**DATA LINES**.
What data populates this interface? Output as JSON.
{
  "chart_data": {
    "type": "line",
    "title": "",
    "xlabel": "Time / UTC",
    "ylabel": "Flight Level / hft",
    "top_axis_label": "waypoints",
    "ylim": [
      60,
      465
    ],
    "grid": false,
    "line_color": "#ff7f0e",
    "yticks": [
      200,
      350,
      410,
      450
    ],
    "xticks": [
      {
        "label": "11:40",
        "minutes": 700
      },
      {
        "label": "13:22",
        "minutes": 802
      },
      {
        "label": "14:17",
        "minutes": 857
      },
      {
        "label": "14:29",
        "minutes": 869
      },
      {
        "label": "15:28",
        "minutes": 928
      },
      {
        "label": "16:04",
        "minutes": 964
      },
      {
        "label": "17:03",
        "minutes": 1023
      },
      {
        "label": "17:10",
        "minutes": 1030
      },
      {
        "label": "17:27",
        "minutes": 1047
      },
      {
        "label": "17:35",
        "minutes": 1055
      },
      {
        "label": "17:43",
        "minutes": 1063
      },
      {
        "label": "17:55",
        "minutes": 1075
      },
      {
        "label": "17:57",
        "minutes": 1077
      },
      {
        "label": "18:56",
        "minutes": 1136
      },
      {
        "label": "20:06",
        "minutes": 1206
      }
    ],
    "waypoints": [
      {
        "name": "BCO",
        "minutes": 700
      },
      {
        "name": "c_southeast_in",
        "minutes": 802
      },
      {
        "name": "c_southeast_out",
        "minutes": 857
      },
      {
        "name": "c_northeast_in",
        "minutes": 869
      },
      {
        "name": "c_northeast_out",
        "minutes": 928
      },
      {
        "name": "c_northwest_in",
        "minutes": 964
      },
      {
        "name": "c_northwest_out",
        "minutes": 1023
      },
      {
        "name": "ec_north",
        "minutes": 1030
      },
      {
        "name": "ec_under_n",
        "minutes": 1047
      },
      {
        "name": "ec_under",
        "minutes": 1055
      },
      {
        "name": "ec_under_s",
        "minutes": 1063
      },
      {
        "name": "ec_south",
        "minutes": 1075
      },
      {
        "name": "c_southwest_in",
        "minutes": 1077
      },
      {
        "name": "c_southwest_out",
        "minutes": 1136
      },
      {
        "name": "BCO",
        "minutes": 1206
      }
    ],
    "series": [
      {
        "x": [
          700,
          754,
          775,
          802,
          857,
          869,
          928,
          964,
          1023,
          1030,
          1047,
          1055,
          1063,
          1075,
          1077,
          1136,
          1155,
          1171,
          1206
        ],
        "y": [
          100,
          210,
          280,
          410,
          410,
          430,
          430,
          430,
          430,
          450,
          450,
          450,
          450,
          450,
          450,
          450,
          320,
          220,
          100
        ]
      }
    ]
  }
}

**TASK PROMPT**.
Output all records verbatim.

**OUTPUT**.
What data populates this interface? Output as JSON.
{
  "chart_data": {
    "type": "line",
    "title": "",
    "xlabel": "Time / UTC",
    "ylabel": "Flight Level / hft",
    "top_axis_label": "waypoints",
    "ylim": [
      60,
      465
    ],
    "grid": false,
    "line_color": "#ff7f0e",
    "yticks": [
      200,
      350,
      410,
      450
    ],
    "xticks": [
      {
        "label": "11:40",
        "minutes": 700
      },
      {
        "label": "13:22",
        "minutes": 802
      },
      {
        "label": "14:17",
        "minutes": 857
      },
      {
        "label": "14:29",
        "minutes": 869
      },
      {
        "label": "15:28",
        "minutes": 928
      },
      {
        "label": "16:04",
        "minutes": 964
      },
      {
        "label": "17:03",
        "minutes": 1023
      },
      {
        "label": "17:10",
        "minutes": 1030
      },
      {
        "label": "17:27",
        "minutes": 1047
      },
      {
        "label": "17:35",
        "minutes": 1055
      },
      {
        "label": "17:43",
        "minutes": 1063
      },
      {
        "label": "17:55",
        "minutes": 1075
      },
      {
        "label": "17:57",
        "minutes": 1077
      },
      {
        "label": "18:56",
        "minutes": 1136
      },
      {
        "label": "20:06",
        "minutes": 1206
      }
    ],
    "waypoints": [
      {
        "name": "BCO",
        "minutes": 700
      },
      {
        "name": "c_southeast_in",
        "minutes": 802
      },
      {
        "name": "c_southeast_out",
        "minutes": 857
      },
      {
        "name": "c_northeast_in",
        "minutes": 869
      },
      {
        "name": "c_northeast_out",
        "minutes": 928
      },
      {
        "name": "c_northwest_in",
        "minutes": 964
      },
      {
        "name": "c_northwest_out",
        "minutes": 1023
      },
      {
        "name": "ec_north",
        "minutes": 1030
      },
      {
        "name": "ec_under_n",
        "minutes": 1047
      },
      {
        "name": "ec_under",
        "minutes": 1055
      },
      {
        "name": "ec_under_s",
        "minutes": 1063
      },
      {
        "name": "ec_south",
        "minutes": 1075
      },
      {
        "name": "c_southwest_in",
        "minutes": 1077
      },
      {
        "name": "c_southwest_out",
        "minutes": 1136
      },
      {
        "name": "BCO",
        "minutes": 1206
      }
    ],
    "series": [
      {
        "x": [
          700,
          754,
          775,
          802,
          857,
          869,
          928,
          964,
          1023,
          1030,
          1047,
          1055,
          1063,
          1075,
          1077,
          1136,
          1155,
          1171,
          1206
        ],
        "y": [
          100,
          210,
          280,
          410,
          410,
          430,
          430,
          430,
          430,
          450,
          450,
          450,
          450,
          450,
          450,
          450,
          320,
          220,
          100
        ]
      }
    ]
  }
}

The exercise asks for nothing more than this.